Lines of data
[Start]

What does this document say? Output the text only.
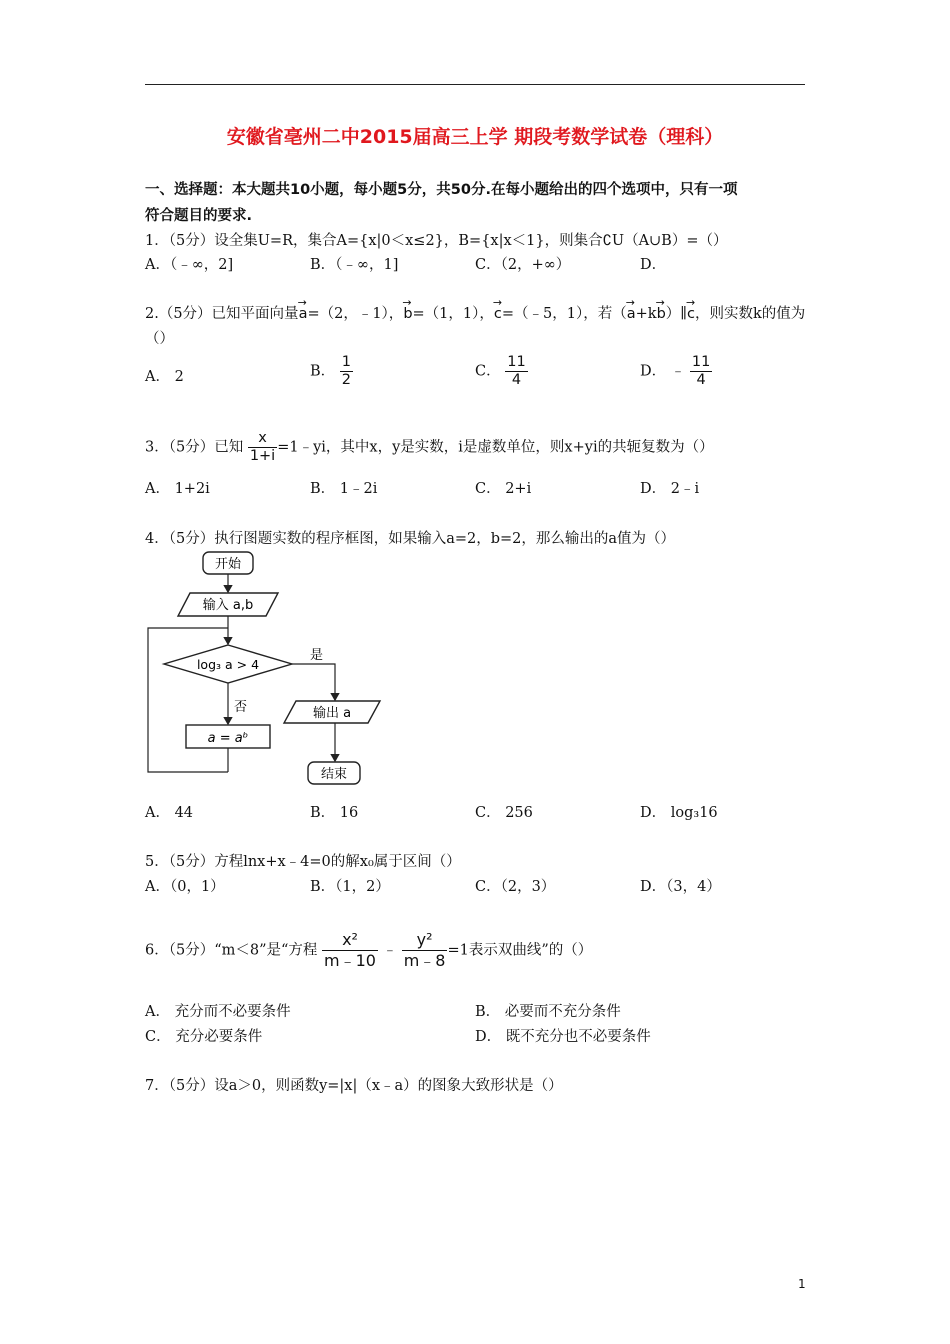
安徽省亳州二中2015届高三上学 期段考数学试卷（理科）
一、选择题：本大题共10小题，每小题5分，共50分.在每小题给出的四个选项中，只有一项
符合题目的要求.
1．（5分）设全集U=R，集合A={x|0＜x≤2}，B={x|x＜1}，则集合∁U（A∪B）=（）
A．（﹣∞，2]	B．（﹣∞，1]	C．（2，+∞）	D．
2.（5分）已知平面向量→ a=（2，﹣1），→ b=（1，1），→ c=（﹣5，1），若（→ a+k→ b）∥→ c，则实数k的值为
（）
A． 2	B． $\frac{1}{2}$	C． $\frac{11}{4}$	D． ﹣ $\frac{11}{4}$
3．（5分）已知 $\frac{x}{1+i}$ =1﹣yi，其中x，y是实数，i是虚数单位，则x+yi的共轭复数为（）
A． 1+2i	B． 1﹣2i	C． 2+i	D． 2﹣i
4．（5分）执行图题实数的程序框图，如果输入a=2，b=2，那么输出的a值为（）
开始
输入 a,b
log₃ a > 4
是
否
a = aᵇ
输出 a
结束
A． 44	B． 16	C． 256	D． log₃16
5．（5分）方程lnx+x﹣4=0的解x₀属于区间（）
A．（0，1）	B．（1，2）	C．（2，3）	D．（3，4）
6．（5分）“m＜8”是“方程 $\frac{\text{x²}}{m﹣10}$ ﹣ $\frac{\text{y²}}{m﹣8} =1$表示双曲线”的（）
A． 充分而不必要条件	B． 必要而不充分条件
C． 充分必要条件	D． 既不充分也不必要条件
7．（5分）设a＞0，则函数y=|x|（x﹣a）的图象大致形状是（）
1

[End]
[Start]

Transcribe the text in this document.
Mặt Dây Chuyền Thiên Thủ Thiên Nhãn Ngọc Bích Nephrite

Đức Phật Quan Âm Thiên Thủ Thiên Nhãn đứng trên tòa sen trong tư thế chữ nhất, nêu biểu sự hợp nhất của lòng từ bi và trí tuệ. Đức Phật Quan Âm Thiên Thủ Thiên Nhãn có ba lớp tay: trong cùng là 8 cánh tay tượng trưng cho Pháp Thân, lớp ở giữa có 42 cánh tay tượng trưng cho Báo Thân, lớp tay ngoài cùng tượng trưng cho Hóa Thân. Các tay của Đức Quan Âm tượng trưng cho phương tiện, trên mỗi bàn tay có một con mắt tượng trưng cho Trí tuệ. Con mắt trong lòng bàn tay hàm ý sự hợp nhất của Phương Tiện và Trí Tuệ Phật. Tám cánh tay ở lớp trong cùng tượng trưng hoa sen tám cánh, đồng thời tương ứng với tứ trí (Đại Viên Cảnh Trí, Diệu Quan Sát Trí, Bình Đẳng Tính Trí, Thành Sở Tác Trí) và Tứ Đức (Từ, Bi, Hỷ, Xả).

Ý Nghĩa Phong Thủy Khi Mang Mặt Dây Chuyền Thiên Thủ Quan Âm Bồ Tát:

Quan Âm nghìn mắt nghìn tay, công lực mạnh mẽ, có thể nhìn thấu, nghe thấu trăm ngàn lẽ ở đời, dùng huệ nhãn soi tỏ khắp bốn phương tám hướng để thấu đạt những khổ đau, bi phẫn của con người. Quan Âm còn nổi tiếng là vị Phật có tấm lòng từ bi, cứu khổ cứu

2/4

[End]

__JOB__:
Count the lines that hold the string "text" and state that number alone.

__TASK RESULT__:
3